*WHAT TO DO*: Copy every line of the entries that includes the word "name".

*INPUT ROWS*:
◇ ◇ ◇ ◇

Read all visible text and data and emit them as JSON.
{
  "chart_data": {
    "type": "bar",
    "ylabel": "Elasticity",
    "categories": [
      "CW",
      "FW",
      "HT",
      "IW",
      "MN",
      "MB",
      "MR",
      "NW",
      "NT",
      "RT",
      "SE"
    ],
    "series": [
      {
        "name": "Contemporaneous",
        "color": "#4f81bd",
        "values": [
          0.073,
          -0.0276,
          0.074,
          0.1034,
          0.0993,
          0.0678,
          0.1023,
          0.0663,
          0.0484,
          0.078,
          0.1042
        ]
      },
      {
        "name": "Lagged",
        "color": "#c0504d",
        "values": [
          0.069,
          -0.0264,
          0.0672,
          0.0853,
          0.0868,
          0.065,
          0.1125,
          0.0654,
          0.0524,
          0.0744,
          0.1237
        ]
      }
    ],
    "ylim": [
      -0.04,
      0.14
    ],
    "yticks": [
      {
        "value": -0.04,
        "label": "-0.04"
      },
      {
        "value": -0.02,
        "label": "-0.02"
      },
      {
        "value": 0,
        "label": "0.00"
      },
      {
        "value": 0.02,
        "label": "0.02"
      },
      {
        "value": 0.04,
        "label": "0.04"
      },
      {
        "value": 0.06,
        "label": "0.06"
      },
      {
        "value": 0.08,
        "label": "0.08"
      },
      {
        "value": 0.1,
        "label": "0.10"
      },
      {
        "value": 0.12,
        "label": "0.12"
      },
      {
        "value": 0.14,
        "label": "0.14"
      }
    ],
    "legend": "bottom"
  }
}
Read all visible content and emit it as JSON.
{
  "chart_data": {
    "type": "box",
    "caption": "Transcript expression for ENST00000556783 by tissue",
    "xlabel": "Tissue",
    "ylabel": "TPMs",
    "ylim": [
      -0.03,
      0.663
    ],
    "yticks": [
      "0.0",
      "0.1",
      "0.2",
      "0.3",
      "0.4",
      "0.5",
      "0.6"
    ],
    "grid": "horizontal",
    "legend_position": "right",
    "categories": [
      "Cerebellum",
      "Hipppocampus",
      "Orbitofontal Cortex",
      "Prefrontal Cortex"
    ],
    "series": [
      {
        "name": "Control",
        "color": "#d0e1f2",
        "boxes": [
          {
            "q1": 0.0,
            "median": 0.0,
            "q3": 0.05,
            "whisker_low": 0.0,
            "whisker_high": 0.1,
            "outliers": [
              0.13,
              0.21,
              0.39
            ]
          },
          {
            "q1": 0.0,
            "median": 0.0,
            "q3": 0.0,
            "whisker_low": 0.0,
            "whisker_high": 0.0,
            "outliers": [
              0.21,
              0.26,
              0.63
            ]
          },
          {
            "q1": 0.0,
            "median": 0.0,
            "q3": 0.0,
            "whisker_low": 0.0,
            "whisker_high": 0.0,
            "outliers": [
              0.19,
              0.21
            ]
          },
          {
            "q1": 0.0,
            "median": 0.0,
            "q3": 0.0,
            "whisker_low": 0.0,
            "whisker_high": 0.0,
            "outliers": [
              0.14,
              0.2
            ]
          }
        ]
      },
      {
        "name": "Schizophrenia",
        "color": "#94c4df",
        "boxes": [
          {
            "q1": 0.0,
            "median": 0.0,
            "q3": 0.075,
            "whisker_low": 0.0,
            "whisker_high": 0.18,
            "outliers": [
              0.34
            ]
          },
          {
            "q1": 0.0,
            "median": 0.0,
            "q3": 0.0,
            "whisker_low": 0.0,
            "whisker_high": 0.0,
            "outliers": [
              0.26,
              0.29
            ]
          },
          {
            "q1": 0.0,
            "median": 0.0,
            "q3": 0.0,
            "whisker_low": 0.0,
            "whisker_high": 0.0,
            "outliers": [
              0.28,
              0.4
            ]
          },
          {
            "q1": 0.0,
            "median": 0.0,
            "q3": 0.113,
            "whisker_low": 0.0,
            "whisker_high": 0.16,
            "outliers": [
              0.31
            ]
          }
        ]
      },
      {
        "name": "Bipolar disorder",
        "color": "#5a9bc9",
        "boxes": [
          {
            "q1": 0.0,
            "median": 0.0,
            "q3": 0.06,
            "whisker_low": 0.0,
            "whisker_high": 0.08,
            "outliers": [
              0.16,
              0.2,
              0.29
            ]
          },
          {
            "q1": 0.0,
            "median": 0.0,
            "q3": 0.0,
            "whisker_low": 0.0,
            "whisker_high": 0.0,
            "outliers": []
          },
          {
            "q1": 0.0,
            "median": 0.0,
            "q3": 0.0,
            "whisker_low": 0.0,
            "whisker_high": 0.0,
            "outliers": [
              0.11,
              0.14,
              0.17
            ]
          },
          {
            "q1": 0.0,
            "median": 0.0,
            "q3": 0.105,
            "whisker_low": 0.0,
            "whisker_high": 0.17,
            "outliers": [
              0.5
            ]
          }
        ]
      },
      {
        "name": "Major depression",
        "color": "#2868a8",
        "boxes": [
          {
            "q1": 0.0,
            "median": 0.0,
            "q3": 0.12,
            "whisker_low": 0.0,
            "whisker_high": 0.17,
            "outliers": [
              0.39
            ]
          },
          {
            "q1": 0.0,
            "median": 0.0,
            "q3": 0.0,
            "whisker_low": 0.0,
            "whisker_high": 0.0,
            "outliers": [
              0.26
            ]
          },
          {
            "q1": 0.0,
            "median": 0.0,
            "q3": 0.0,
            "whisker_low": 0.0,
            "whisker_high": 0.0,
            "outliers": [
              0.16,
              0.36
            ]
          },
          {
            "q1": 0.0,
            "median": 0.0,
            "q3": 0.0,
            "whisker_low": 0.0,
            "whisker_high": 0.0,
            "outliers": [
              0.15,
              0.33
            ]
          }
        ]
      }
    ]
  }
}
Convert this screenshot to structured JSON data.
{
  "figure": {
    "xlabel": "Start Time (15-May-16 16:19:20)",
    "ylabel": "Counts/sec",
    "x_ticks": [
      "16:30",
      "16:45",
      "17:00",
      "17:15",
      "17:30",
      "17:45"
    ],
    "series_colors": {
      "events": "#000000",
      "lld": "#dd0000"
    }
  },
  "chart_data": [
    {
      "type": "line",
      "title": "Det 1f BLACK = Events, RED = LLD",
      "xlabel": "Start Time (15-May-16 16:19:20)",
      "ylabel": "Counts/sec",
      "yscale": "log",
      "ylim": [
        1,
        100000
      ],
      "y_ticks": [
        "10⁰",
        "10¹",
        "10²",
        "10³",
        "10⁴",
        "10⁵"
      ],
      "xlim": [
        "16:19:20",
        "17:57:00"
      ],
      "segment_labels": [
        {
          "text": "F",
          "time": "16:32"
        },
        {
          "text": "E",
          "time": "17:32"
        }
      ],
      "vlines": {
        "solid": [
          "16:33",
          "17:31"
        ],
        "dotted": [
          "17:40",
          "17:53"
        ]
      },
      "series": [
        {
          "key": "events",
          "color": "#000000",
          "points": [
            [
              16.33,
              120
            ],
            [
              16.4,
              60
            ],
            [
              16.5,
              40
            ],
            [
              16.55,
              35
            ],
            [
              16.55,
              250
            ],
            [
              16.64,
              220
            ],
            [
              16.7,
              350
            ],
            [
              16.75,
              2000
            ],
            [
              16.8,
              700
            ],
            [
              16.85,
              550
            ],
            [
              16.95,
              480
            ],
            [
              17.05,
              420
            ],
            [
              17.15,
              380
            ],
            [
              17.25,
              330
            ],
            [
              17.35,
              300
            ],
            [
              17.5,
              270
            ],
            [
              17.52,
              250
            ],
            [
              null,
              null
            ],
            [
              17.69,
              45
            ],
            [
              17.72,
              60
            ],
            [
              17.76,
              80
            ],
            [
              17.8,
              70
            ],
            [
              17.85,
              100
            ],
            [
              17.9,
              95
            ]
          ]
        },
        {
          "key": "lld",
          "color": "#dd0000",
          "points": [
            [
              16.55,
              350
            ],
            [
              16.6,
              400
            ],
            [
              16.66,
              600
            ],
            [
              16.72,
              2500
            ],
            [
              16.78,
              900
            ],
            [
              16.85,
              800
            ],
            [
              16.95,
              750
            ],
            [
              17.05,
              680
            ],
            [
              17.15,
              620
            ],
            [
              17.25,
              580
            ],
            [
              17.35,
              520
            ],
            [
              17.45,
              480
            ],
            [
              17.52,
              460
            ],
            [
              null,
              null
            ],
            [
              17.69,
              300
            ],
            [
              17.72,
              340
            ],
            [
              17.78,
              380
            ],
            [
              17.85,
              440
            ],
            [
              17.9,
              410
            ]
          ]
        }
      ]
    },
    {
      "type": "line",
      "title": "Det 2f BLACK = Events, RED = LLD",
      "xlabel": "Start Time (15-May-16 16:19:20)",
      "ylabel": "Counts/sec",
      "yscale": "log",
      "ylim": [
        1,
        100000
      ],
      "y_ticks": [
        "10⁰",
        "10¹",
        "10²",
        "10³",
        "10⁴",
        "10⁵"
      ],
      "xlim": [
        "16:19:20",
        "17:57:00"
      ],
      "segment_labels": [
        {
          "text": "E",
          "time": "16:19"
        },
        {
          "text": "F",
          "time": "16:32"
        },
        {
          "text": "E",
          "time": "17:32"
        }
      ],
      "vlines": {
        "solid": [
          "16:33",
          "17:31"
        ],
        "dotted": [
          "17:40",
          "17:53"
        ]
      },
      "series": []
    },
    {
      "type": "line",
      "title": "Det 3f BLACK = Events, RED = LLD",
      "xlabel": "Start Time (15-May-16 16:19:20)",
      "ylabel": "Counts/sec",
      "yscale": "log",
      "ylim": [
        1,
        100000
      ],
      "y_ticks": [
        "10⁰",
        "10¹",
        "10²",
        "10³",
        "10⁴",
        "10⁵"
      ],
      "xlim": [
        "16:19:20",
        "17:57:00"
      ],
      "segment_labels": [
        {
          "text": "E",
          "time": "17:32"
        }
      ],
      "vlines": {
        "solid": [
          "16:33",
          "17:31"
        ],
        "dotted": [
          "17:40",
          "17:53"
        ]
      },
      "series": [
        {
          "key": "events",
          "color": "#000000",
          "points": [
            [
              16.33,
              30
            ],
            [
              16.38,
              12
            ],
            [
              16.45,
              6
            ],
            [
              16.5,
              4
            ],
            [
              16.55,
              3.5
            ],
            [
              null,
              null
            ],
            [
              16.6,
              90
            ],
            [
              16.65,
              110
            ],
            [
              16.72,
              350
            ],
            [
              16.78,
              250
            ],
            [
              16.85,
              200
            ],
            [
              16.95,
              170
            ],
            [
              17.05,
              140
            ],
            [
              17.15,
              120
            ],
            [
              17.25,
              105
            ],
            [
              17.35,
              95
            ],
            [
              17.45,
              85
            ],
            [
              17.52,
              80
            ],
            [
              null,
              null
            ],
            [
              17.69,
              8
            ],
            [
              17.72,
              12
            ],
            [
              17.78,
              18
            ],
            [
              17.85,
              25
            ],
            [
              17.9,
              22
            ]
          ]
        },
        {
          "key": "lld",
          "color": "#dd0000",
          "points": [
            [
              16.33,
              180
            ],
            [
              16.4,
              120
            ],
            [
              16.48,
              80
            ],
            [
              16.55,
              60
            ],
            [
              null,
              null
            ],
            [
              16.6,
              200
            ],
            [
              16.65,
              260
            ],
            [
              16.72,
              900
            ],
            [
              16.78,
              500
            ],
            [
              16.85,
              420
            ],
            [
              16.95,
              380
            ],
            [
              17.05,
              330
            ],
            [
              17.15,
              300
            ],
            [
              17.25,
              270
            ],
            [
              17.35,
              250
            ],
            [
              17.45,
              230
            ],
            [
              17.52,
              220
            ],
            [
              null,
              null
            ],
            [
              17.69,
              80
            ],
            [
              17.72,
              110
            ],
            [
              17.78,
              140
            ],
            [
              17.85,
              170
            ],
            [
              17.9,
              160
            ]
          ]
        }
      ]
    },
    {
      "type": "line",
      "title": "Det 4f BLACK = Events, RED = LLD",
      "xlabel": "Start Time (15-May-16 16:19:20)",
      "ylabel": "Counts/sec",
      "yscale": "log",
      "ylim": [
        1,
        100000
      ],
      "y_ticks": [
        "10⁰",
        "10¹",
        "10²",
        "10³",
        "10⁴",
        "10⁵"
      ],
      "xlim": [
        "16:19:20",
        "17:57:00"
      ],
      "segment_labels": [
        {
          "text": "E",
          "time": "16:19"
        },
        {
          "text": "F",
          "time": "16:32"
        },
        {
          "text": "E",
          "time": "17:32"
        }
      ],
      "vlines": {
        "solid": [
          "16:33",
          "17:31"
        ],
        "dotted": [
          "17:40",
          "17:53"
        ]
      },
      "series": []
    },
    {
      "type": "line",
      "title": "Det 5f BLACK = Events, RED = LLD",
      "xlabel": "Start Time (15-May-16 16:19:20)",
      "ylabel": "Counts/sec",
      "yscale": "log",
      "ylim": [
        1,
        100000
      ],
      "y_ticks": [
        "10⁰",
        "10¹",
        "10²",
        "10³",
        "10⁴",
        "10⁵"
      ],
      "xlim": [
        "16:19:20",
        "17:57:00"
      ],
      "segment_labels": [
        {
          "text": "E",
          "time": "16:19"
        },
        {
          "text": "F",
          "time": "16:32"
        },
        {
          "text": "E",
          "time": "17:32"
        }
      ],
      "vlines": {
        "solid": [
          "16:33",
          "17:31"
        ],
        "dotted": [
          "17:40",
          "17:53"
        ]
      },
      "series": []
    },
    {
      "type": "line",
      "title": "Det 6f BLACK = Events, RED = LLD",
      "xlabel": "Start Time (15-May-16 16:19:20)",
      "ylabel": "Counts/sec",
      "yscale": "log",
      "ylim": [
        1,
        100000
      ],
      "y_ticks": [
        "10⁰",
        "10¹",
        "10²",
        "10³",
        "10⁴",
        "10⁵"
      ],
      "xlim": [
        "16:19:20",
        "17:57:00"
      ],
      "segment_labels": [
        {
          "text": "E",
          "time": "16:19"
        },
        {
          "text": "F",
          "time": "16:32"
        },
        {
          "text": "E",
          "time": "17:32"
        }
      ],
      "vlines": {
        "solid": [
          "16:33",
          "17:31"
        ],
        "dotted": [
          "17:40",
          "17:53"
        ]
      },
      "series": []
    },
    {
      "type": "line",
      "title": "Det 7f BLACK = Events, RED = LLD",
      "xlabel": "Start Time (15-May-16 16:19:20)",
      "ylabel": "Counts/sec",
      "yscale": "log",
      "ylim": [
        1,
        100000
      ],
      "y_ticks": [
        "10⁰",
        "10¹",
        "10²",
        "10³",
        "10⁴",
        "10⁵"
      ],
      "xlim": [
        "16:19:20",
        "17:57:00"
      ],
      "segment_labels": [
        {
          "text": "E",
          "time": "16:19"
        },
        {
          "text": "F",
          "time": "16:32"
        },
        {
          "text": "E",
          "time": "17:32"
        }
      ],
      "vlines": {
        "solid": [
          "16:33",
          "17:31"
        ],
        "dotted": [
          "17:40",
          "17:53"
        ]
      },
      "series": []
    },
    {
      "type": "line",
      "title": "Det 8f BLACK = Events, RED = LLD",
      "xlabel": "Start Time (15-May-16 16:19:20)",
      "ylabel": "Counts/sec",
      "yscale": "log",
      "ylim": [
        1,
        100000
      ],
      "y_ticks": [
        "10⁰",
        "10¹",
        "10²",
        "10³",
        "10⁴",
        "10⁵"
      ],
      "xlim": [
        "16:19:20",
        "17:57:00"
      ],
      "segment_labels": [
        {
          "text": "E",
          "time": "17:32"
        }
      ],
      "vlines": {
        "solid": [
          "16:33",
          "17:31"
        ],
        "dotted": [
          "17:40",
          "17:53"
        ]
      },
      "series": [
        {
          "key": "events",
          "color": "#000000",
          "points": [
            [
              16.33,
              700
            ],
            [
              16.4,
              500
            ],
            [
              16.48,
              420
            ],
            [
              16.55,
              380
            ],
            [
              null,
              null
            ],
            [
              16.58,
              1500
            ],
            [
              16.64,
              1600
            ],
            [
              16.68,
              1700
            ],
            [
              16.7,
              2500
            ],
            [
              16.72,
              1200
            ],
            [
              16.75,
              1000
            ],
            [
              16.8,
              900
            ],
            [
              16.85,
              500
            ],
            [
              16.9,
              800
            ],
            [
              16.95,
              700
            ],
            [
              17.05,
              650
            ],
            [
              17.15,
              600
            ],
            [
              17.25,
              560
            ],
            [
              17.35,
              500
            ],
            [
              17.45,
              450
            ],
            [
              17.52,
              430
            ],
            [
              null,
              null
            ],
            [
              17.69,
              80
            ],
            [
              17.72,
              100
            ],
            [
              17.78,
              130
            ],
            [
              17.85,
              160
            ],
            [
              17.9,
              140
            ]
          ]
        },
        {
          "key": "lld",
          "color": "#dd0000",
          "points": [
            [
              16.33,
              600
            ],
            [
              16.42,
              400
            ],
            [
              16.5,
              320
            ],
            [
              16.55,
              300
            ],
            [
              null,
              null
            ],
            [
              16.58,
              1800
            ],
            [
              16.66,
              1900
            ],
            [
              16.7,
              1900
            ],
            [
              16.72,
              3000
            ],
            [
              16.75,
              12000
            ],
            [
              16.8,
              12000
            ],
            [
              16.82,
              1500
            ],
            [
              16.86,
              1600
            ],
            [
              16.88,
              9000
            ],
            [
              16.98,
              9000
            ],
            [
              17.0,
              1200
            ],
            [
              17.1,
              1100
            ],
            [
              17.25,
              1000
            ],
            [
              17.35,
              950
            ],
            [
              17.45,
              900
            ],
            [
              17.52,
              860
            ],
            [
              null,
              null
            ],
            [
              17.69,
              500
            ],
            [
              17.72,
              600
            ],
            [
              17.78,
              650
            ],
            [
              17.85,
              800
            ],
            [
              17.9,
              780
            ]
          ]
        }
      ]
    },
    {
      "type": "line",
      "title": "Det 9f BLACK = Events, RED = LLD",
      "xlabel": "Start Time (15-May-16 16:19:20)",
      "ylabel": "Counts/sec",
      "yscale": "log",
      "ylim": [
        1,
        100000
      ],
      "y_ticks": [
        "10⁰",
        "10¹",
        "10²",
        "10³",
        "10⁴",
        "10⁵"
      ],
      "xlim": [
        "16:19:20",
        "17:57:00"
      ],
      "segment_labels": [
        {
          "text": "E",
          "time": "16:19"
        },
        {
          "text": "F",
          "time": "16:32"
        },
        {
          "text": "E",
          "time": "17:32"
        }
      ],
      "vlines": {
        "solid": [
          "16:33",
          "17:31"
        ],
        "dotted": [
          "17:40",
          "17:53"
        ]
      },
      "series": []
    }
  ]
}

◇ ◇ ◇ ◇

*COMPLETE OUTPUT*:
        "name": "Contemporaneous",
        "name": "Lagged",
        "name": "Control",
        "name": "Schizophrenia",
        "name": "Bipolar disorder",
        "name": "Major depression",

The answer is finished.